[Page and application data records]
□ □ □ □ □

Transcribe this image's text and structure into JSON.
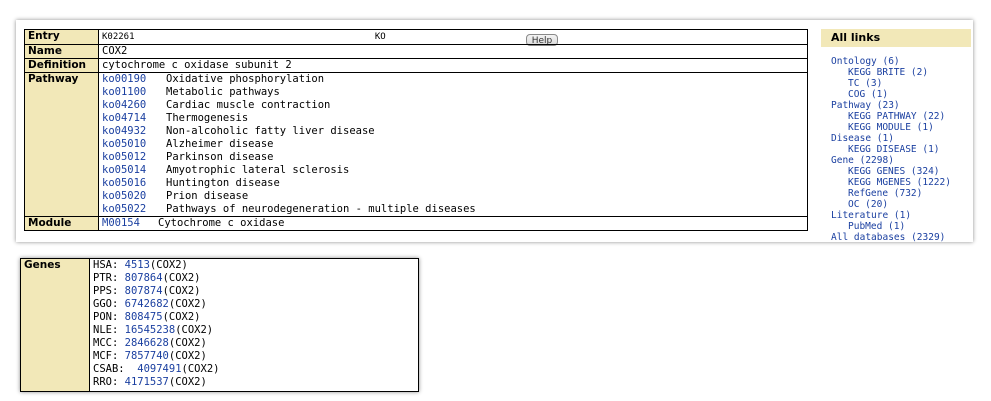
{
  "help_label": "Help",
  "entry": {
    "label": "Entry",
    "id": "K02261",
    "type": "KO"
  },
  "name": {
    "label": "Name",
    "value": "COX2"
  },
  "definition": {
    "label": "Definition",
    "value": "cytochrome c oxidase subunit 2"
  },
  "pathway": {
    "label": "Pathway",
    "items": [
      {
        "code": "ko00190",
        "desc": "Oxidative phosphorylation"
      },
      {
        "code": "ko01100",
        "desc": "Metabolic pathways"
      },
      {
        "code": "ko04260",
        "desc": "Cardiac muscle contraction"
      },
      {
        "code": "ko04714",
        "desc": "Thermogenesis"
      },
      {
        "code": "ko04932",
        "desc": "Non-alcoholic fatty liver disease"
      },
      {
        "code": "ko05010",
        "desc": "Alzheimer disease"
      },
      {
        "code": "ko05012",
        "desc": "Parkinson disease"
      },
      {
        "code": "ko05014",
        "desc": "Amyotrophic lateral sclerosis"
      },
      {
        "code": "ko05016",
        "desc": "Huntington disease"
      },
      {
        "code": "ko05020",
        "desc": "Prion disease"
      },
      {
        "code": "ko05022",
        "desc": "Pathways of neurodegeneration - multiple diseases"
      }
    ]
  },
  "module": {
    "label": "Module",
    "code": "M00154",
    "desc": "Cytochrome c oxidase"
  },
  "all_links": {
    "title": "All links",
    "items": [
      {
        "text": "Ontology (6)",
        "level": 0
      },
      {
        "text": "KEGG BRITE (2)",
        "level": 1
      },
      {
        "text": "TC (3)",
        "level": 1
      },
      {
        "text": "COG (1)",
        "level": 1
      },
      {
        "text": "Pathway (23)",
        "level": 0
      },
      {
        "text": "KEGG PATHWAY (22)",
        "level": 1
      },
      {
        "text": "KEGG MODULE (1)",
        "level": 1
      },
      {
        "text": "Disease (1)",
        "level": 0
      },
      {
        "text": "KEGG DISEASE (1)",
        "level": 1
      },
      {
        "text": "Gene (2298)",
        "level": 0
      },
      {
        "text": "KEGG GENES (324)",
        "level": 1
      },
      {
        "text": "KEGG MGENES (1222)",
        "level": 1
      },
      {
        "text": "RefGene (732)",
        "level": 1
      },
      {
        "text": "OC (20)",
        "level": 1
      },
      {
        "text": "Literature (1)",
        "level": 0
      },
      {
        "text": "PubMed (1)",
        "level": 1
      },
      {
        "text": "All databases (2329)",
        "level": 0
      }
    ]
  },
  "genes": {
    "label": "Genes",
    "items": [
      {
        "org": "HSA:",
        "gap": " ",
        "id": "4513",
        "sym": "(COX2)"
      },
      {
        "org": "PTR:",
        "gap": " ",
        "id": "807864",
        "sym": "(COX2)"
      },
      {
        "org": "PPS:",
        "gap": " ",
        "id": "807874",
        "sym": "(COX2)"
      },
      {
        "org": "GGO:",
        "gap": " ",
        "id": "6742682",
        "sym": "(COX2)"
      },
      {
        "org": "PON:",
        "gap": " ",
        "id": "808475",
        "sym": "(COX2)"
      },
      {
        "org": "NLE:",
        "gap": " ",
        "id": "16545238",
        "sym": "(COX2)"
      },
      {
        "org": "MCC:",
        "gap": " ",
        "id": "2846628",
        "sym": "(COX2)"
      },
      {
        "org": "MCF:",
        "gap": " ",
        "id": "7857740",
        "sym": "(COX2)"
      },
      {
        "org": "CSAB:",
        "gap": "  ",
        "id": "4097491",
        "sym": "(COX2)"
      },
      {
        "org": "RRO:",
        "gap": " ",
        "id": "4171537",
        "sym": "(COX2)"
      }
    ]
  }
}
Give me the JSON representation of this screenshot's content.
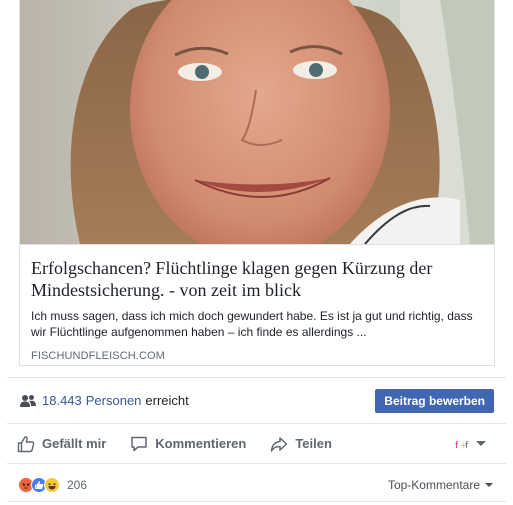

□ □ □ □ □

From the first line to the last, print the records exactly; leave out the pictures.

# Answer box
Transcribe this image's text and structure into JSON.
{
  "help_label": "Help",
  "entry": {
    "label": "Entry",
    "id": "K02261",
    "type": "KO"
  },
  "name": {
    "label": "Name",
    "value": "COX2"
  },
  "definition": {
    "label": "Definition",
    "value": "cytochrome c oxidase subunit 2"
  },
  "pathway": {
    "label": "Pathway",
    "items": [
      {
        "code": "ko00190",
        "desc": "Oxidative phosphorylation"
      },
      {
        "code": "ko01100",
        "desc": "Metabolic pathways"
      },
      {
        "code": "ko04260",
        "desc": "Cardiac muscle contraction"
      },
      {
        "code": "ko04714",
        "desc": "Thermogenesis"
      },
      {
        "code": "ko04932",
        "desc": "Non-alcoholic fatty liver disease"
      },
      {
        "code": "ko05010",
        "desc": "Alzheimer disease"
      },
      {
        "code": "ko05012",
        "desc": "Parkinson disease"
      },
      {
        "code": "ko05014",
        "desc": "Amyotrophic lateral sclerosis"
      },
      {
        "code": "ko05016",
        "desc": "Huntington disease"
      },
      {
        "code": "ko05020",
        "desc": "Prion disease"
      },
      {
        "code": "ko05022",
        "desc": "Pathways of neurodegeneration - multiple diseases"
      }
    ]
  },
  "module": {
    "label": "Module",
    "code": "M00154",
    "desc": "Cytochrome c oxidase"
  },
  "all_links": {
    "title": "All links",
    "items": [
      {
        "text": "Ontology (6)",
        "level": 0
      },
      {
        "text": "KEGG BRITE (2)",
        "level": 1
      },
      {
        "text": "TC (3)",
        "level": 1
      },
      {
        "text": "COG (1)",
        "level": 1
      },
      {
        "text": "Pathway (23)",
        "level": 0
      },
      {
        "text": "KEGG PATHWAY (22)",
        "level": 1
      },
      {
        "text": "KEGG MODULE (1)",
        "level": 1
      },
      {
        "text": "Disease (1)",
        "level": 0
      },
      {
        "text": "KEGG DISEASE (1)",
        "level": 1
      },
      {
        "text": "Gene (2298)",
        "level": 0
      },
      {
        "text": "KEGG GENES (324)",
        "level": 1
      },
      {
        "text": "KEGG MGENES (1222)",
        "level": 1
      },
      {
        "text": "RefGene (732)",
        "level": 1
      },
      {
        "text": "OC (20)",
        "level": 1
      },
      {
        "text": "Literature (1)",
        "level": 0
      },
      {
        "text": "PubMed (1)",
        "level": 1
      },
      {
        "text": "All databases (2329)",
        "level": 0
      }
    ]
  },
  "genes": {
    "label": "Genes",
    "items": [
      {
        "org": "HSA:",
        "gap": " ",
        "id": "4513",
        "sym": "(COX2)"
      },
      {
        "org": "PTR:",
        "gap": " ",
        "id": "807864",
        "sym": "(COX2)"
      },
      {
        "org": "PPS:",
        "gap": " ",
        "id": "807874",
        "sym": "(COX2)"
      },
      {
        "org": "GGO:",
        "gap": " ",
        "id": "6742682",
        "sym": "(COX2)"
      },
      {
        "org": "PON:",
        "gap": " ",
        "id": "808475",
        "sym": "(COX2)"
      },
      {
        "org": "NLE:",
        "gap": " ",
        "id": "16545238",
        "sym": "(COX2)"
      },
      {
        "org": "MCC:",
        "gap": " ",
        "id": "2846628",
        "sym": "(COX2)"
      },
      {
        "org": "MCF:",
        "gap": " ",
        "id": "7857740",
        "sym": "(COX2)"
      },
      {
        "org": "CSAB:",
        "gap": "  ",
        "id": "4097491",
        "sym": "(COX2)"
      },
      {
        "org": "RRO:",
        "gap": " ",
        "id": "4171537",
        "sym": "(COX2)"
      }
    ]
  }
}
Give me the JSON representation of this screenshot's content.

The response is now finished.